> [PROBLEM DETAILS]: Output every record word for word.

Stored entries:
· · ·
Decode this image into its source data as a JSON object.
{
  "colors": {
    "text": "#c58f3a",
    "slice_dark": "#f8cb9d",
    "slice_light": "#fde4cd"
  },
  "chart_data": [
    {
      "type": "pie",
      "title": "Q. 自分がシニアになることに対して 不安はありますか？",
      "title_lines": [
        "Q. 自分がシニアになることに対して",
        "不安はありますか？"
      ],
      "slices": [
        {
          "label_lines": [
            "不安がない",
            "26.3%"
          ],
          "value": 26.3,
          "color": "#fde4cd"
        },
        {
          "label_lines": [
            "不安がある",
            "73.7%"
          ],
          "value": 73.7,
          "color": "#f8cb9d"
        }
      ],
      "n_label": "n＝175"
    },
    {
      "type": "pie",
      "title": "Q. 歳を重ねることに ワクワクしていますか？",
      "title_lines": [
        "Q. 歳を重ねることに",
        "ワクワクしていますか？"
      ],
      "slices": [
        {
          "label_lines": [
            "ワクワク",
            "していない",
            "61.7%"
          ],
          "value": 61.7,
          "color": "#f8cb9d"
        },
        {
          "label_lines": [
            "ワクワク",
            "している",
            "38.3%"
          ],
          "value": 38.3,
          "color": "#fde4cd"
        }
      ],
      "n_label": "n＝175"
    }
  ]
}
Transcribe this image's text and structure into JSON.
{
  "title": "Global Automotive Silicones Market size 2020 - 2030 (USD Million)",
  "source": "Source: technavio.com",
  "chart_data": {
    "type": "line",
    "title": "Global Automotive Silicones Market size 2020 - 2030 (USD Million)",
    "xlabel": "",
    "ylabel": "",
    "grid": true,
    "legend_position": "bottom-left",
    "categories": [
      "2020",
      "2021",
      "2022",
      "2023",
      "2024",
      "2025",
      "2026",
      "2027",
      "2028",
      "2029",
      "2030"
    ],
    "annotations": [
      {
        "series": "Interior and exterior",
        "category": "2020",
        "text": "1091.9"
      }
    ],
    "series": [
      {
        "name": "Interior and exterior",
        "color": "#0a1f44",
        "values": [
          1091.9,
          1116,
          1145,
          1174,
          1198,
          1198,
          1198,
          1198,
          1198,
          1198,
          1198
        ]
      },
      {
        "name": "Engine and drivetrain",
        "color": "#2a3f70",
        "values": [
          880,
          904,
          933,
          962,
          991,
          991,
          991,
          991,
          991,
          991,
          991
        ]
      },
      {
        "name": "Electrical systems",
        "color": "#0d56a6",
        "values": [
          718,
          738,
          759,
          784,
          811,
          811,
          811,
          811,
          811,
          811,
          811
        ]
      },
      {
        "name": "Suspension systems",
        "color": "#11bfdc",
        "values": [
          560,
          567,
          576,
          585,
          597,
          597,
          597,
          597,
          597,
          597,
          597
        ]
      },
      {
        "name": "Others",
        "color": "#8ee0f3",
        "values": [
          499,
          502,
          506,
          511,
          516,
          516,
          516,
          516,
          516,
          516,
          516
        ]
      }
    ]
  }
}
· · ·
> [FINAL RESULT]:
Decode this image into its source data as a JSON object.
{
  "colors": {
    "text": "#c58f3a",
    "slice_dark": "#f8cb9d",
    "slice_light": "#fde4cd"
  },
  "chart_data": [
    {
      "type": "pie",
      "title": "Q. 自分がシニアになることに対して 不安はありますか？",
      "title_lines": [
        "Q. 自分がシニアになることに対して",
        "不安はありますか？"
      ],
      "slices": [
        {
          "label_lines": [
            "不安がない",
            "26.3%"
          ],
          "value": 26.3,
          "color": "#fde4cd"
        },
        {
          "label_lines": [
            "不安がある",
            "73.7%"
          ],
          "value": 73.7,
          "color": "#f8cb9d"
        }
      ],
      "n_label": "n＝175"
    },
    {
      "type": "pie",
      "title": "Q. 歳を重ねることに ワクワクしていますか？",
      "title_lines": [
        "Q. 歳を重ねることに",
        "ワクワクしていますか？"
      ],
      "slices": [
        {
          "label_lines": [
            "ワクワク",
            "していない",
            "61.7%"
          ],
          "value": 61.7,
          "color": "#f8cb9d"
        },
        {
          "label_lines": [
            "ワクワク",
            "している",
            "38.3%"
          ],
          "value": 38.3,
          "color": "#fde4cd"
        }
      ],
      "n_label": "n＝175"
    }
  ]
}
Transcribe this image's text and structure into JSON.
{
  "title": "Global Automotive Silicones Market size 2020 - 2030 (USD Million)",
  "source": "Source: technavio.com",
  "chart_data": {
    "type": "line",
    "title": "Global Automotive Silicones Market size 2020 - 2030 (USD Million)",
    "xlabel": "",
    "ylabel": "",
    "grid": true,
    "legend_position": "bottom-left",
    "categories": [
      "2020",
      "2021",
      "2022",
      "2023",
      "2024",
      "2025",
      "2026",
      "2027",
      "2028",
      "2029",
      "2030"
    ],
    "annotations": [
      {
        "series": "Interior and exterior",
        "category": "2020",
        "text": "1091.9"
      }
    ],
    "series": [
      {
        "name": "Interior and exterior",
        "color": "#0a1f44",
        "values": [
          1091.9,
          1116,
          1145,
          1174,
          1198,
          1198,
          1198,
          1198,
          1198,
          1198,
          1198
        ]
      },
      {
        "name": "Engine and drivetrain",
        "color": "#2a3f70",
        "values": [
          880,
          904,
          933,
          962,
          991,
          991,
          991,
          991,
          991,
          991,
          991
        ]
      },
      {
        "name": "Electrical systems",
        "color": "#0d56a6",
        "values": [
          718,
          738,
          759,
          784,
          811,
          811,
          811,
          811,
          811,
          811,
          811
        ]
      },
      {
        "name": "Suspension systems",
        "color": "#11bfdc",
        "values": [
          560,
          567,
          576,
          585,
          597,
          597,
          597,
          597,
          597,
          597,
          597
        ]
      },
      {
        "name": "Others",
        "color": "#8ee0f3",
        "values": [
          499,
          502,
          506,
          511,
          516,
          516,
          516,
          516,
          516,
          516,
          516
        ]
      }
    ]
  }
}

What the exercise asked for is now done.